**Work to complete**
Copy every line of the entries that includes the word "name".

**Records to process**
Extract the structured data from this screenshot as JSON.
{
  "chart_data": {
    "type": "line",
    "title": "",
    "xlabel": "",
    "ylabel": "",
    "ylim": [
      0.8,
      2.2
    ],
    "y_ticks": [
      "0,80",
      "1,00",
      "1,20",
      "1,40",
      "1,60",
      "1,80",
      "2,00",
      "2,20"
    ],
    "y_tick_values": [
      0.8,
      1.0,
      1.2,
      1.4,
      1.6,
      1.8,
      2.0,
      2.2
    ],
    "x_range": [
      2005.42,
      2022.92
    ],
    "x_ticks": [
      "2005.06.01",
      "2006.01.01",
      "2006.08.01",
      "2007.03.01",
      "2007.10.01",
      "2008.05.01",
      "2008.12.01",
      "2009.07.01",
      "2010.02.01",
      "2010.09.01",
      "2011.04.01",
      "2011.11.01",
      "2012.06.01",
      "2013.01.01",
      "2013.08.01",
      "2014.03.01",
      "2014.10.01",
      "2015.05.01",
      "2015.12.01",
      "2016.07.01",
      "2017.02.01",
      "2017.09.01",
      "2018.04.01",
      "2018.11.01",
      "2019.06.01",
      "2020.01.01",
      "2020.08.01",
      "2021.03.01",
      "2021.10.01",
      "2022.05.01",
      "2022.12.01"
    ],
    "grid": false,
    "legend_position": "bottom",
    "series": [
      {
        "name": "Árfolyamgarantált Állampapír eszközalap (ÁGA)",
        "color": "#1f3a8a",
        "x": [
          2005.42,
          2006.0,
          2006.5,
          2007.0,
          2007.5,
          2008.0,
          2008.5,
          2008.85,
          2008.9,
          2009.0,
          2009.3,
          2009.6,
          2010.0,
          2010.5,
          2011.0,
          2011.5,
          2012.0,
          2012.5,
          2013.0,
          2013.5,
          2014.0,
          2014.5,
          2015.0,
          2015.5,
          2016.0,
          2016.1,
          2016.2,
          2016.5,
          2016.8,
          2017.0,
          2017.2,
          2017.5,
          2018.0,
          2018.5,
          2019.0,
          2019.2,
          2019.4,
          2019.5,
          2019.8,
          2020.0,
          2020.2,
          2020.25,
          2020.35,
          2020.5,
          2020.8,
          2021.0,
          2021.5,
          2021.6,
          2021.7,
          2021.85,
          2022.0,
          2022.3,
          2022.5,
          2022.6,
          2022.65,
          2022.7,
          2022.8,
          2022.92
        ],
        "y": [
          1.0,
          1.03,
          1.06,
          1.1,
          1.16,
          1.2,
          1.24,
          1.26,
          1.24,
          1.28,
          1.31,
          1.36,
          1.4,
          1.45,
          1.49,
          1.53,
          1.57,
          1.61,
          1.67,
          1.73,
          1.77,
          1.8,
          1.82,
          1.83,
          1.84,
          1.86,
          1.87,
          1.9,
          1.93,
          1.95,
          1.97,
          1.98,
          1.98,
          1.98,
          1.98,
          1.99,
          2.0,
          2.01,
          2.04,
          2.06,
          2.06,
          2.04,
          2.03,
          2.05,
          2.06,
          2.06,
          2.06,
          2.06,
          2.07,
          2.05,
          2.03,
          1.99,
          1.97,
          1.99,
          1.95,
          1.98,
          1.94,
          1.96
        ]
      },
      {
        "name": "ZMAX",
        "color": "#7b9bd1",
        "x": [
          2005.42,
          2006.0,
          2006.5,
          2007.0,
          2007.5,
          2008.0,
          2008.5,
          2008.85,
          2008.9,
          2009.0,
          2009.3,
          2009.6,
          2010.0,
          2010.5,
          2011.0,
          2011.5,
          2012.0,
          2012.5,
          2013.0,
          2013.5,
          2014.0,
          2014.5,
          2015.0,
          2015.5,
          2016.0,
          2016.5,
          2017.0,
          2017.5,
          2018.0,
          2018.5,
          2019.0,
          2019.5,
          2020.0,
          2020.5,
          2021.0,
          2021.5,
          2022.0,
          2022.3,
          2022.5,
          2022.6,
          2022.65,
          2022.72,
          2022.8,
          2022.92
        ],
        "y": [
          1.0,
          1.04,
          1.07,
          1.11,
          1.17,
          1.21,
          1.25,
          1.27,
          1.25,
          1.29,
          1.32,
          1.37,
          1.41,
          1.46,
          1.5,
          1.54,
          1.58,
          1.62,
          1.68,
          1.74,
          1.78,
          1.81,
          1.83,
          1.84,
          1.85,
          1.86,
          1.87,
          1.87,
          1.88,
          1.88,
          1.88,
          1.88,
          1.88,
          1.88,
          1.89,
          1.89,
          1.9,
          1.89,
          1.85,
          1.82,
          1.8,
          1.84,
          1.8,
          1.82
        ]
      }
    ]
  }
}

**Result**
        "name": "Árfolyamgarantált Állampapír eszközalap (ÁGA)",
        "name": "ZMAX",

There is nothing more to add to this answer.